# What you need to do
A – Answer these questions about the Rusanivka railway stop text, one answer per line:
(i) In what year was the stop opened?
(ii) In which decade was the part of the line where it is located electrified?
(iii) Between which two streets does the station lie?
B – Go on with the text about the Rusanivka railway stop, picking up after its last sentence.

# Document

Railway station in Ukraine

Rusanivka (Русанівка; until 2024, Kyivska Rusanivka) is a railway stop that is located in Kyiv, Ukraine. It is part of the Kyiv Directorate of Southwestern Railways. It was opened in 1974 due to the appearance and construction of the Rusanivka district.

It is located on the north part of the Kyiv Railway Loop, a bypass railway line that connects Borshchahivka and Darnytsia stations via Pochaina station, between Mykilska Slobidka and Darnytsia. That part of the line where the bus stop is located originated in 1929 and was electrified in the 1960s.

The station is located between Vyfleiemska and Sverstiuka Streets, near an overpass where Sobornosti Avenue crosses the railway line.

The area near the platform is also well known among Kyivites for the fact that a so-called "dog cemetery" has long been located there, where pets are buried. In recent years, Kyiv authorities have announced their intention to relocate it, but a new, official burial site has not yet been opened.

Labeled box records
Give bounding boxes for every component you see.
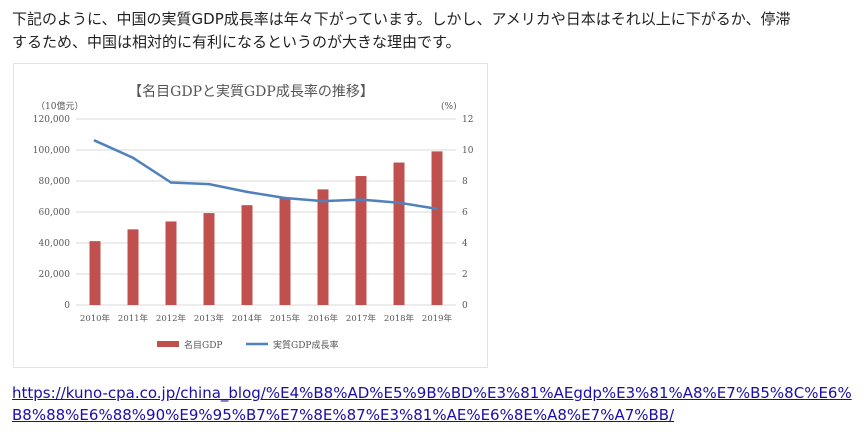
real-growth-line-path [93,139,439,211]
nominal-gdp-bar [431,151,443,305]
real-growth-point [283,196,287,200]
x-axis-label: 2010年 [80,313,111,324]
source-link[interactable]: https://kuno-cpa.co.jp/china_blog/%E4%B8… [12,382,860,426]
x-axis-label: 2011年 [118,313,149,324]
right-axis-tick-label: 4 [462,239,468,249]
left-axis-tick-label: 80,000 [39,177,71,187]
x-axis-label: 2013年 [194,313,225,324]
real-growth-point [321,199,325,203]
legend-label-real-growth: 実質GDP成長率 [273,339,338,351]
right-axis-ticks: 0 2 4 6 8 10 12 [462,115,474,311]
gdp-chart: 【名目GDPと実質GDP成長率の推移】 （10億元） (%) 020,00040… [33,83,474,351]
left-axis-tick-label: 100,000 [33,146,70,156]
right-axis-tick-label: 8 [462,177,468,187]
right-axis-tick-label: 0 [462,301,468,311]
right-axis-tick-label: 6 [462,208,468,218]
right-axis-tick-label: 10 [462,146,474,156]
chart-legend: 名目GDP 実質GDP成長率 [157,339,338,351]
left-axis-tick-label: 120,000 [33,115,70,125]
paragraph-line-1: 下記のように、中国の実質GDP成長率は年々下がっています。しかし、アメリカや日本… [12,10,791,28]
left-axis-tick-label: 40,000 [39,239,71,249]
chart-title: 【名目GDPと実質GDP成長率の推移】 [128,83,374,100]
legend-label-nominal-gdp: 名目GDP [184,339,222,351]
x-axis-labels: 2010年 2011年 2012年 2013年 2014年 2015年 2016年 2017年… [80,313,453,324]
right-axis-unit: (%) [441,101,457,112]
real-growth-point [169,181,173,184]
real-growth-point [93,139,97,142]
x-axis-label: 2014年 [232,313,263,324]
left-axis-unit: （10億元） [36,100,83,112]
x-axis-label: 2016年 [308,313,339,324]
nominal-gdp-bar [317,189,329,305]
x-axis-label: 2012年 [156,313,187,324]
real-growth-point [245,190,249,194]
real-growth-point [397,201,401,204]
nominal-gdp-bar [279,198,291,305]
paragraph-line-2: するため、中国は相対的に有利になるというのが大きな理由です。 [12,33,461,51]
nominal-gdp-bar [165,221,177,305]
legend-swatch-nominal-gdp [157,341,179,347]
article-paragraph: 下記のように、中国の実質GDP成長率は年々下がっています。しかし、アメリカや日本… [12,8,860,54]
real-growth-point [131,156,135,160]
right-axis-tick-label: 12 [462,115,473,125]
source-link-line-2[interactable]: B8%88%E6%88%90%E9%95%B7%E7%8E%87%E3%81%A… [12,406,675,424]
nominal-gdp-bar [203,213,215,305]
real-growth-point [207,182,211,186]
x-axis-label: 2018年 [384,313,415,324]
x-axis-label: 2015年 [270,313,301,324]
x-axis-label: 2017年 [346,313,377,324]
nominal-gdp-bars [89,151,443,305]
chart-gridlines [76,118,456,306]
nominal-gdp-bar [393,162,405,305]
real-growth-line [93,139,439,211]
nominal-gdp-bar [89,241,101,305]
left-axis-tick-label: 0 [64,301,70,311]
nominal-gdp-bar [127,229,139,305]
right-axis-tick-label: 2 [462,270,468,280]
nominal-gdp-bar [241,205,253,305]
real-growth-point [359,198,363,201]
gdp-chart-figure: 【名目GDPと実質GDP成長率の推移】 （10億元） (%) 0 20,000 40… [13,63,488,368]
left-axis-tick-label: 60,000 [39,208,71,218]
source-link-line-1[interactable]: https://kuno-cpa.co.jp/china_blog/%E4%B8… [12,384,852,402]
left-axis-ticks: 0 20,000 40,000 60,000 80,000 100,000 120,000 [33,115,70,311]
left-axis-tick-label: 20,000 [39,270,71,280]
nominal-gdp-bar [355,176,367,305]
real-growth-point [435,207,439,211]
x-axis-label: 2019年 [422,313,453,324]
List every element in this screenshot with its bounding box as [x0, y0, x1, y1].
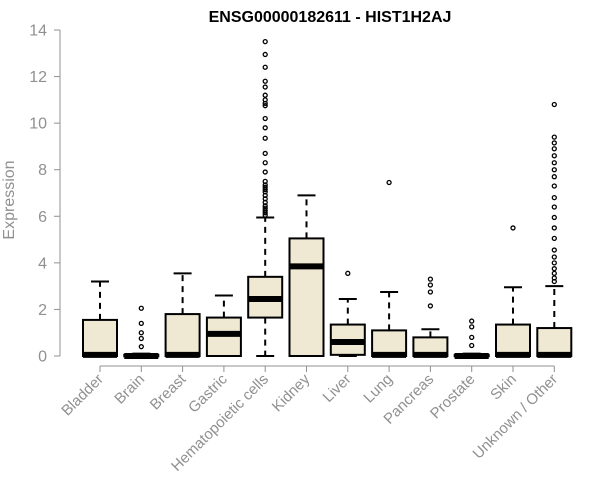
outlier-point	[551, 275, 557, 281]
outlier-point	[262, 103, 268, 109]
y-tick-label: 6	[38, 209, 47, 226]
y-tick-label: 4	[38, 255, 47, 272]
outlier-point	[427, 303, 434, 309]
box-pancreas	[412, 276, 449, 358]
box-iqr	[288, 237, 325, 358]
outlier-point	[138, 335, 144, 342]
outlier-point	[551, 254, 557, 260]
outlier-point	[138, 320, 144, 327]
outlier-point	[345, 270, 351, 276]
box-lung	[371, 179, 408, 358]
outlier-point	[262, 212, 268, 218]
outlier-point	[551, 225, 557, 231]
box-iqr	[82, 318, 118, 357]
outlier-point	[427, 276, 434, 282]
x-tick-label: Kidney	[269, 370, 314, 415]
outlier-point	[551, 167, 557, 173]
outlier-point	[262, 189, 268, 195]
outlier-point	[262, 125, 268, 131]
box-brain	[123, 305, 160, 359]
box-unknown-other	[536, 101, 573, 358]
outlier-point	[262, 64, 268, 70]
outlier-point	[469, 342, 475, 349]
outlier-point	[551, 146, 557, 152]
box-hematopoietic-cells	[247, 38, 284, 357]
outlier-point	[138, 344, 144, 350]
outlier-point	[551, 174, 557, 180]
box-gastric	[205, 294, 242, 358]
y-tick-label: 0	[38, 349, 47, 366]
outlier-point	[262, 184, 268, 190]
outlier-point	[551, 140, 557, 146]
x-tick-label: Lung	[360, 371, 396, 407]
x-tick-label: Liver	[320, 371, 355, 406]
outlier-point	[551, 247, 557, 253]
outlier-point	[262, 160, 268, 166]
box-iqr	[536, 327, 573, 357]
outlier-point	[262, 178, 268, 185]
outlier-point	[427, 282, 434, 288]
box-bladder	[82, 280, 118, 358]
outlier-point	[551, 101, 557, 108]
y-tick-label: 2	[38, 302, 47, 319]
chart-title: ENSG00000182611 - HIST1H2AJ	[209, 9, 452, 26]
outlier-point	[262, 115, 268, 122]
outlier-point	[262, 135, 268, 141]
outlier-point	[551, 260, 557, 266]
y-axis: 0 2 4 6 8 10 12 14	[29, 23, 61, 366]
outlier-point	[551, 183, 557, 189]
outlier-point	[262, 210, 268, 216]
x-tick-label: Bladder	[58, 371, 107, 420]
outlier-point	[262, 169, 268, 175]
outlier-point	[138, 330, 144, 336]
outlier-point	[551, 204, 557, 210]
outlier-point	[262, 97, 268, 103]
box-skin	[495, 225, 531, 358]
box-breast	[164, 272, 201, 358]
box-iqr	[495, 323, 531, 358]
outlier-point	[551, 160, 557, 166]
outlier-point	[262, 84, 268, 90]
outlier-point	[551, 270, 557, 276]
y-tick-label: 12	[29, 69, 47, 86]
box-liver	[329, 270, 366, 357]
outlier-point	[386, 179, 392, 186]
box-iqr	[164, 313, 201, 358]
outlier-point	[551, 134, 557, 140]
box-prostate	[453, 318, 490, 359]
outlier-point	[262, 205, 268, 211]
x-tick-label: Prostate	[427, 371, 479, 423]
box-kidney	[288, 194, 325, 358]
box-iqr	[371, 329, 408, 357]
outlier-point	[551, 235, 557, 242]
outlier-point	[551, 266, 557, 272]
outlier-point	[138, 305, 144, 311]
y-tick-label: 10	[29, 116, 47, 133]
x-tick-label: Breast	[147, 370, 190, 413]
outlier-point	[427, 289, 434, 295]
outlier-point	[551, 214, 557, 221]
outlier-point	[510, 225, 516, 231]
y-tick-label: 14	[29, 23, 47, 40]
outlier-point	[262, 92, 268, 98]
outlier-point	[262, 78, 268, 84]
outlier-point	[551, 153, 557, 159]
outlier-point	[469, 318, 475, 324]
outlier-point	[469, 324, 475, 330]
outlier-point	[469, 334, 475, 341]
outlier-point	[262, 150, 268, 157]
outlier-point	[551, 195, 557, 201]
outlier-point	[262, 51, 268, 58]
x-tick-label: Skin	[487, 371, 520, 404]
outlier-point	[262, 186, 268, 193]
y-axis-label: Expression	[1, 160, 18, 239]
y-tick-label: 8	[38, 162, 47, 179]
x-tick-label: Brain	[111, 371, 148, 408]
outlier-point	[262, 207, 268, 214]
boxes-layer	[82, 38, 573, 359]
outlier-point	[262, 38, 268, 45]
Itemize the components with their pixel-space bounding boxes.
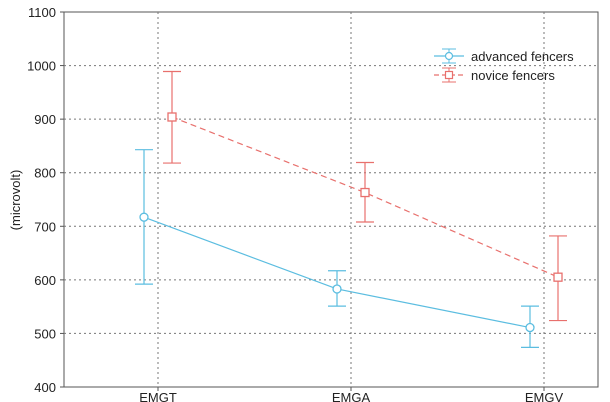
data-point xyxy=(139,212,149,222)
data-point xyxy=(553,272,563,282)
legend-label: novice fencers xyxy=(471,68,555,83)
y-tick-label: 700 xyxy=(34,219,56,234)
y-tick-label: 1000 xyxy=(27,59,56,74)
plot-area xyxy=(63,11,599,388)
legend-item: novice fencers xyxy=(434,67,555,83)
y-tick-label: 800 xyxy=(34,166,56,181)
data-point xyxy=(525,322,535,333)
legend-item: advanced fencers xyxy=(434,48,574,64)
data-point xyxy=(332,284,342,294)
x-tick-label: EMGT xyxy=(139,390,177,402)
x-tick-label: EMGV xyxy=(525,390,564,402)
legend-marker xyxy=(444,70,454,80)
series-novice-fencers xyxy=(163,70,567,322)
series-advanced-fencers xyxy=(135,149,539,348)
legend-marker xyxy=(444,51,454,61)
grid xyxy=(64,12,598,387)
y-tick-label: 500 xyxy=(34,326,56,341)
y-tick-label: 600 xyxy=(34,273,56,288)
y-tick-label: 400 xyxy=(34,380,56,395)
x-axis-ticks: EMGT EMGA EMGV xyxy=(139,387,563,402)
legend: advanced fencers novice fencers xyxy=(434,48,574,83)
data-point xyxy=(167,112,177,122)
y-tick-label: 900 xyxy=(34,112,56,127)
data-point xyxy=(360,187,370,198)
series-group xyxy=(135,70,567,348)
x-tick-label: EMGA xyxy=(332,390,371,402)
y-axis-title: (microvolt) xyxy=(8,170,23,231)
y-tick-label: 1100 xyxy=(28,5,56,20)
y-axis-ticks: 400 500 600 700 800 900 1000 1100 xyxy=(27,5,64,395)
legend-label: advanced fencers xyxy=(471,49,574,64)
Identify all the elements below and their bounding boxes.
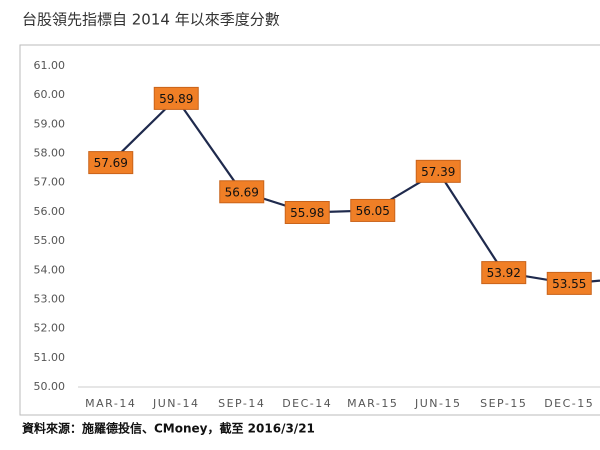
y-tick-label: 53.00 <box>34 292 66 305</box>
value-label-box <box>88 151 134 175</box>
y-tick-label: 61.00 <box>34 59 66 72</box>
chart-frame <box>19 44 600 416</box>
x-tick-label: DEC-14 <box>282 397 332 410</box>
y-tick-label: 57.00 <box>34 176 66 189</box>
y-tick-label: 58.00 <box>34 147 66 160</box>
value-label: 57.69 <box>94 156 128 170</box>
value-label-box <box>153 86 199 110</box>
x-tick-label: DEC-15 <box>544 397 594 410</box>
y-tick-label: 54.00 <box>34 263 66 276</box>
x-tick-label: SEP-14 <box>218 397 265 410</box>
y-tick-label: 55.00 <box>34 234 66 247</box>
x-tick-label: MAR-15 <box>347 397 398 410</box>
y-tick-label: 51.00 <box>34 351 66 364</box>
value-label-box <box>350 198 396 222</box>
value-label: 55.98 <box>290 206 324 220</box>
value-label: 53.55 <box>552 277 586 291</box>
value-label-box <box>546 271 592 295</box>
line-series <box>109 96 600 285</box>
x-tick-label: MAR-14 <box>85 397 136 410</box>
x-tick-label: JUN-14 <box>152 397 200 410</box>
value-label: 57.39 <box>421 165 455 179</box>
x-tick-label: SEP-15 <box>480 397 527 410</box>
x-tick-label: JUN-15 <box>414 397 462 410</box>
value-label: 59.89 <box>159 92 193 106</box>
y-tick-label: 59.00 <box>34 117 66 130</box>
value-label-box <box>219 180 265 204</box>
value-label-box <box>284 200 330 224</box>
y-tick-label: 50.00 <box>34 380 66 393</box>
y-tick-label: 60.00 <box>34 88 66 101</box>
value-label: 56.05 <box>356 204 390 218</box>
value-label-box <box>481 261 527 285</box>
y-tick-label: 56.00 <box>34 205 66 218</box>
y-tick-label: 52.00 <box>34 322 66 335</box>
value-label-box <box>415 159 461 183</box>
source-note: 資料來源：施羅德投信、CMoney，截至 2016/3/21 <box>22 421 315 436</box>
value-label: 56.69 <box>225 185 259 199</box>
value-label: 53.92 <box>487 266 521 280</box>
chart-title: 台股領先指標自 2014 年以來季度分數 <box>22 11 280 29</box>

# Answers given
A –
(i) 1974
(ii) The 1960s
(iii) Vyfleiemska and Sverstiuka Streets

B –
After the launch of the city train in 2011, the station was closed. Originally re-commissioning was planned in 2013 together with the launch of the third stage of the city electric train. In 2022 during the ongoing Russian invasion of Ukraine the station has been temporarily reopened since 19 April, following emergency repairs carried out using internal resources of the Ukrainian State Railway, a full reconstruction is to take place after Russia is defeated.

On 18 January 2024, Kyivska Rusanivka railway station was renamed to Rusanivka railway station.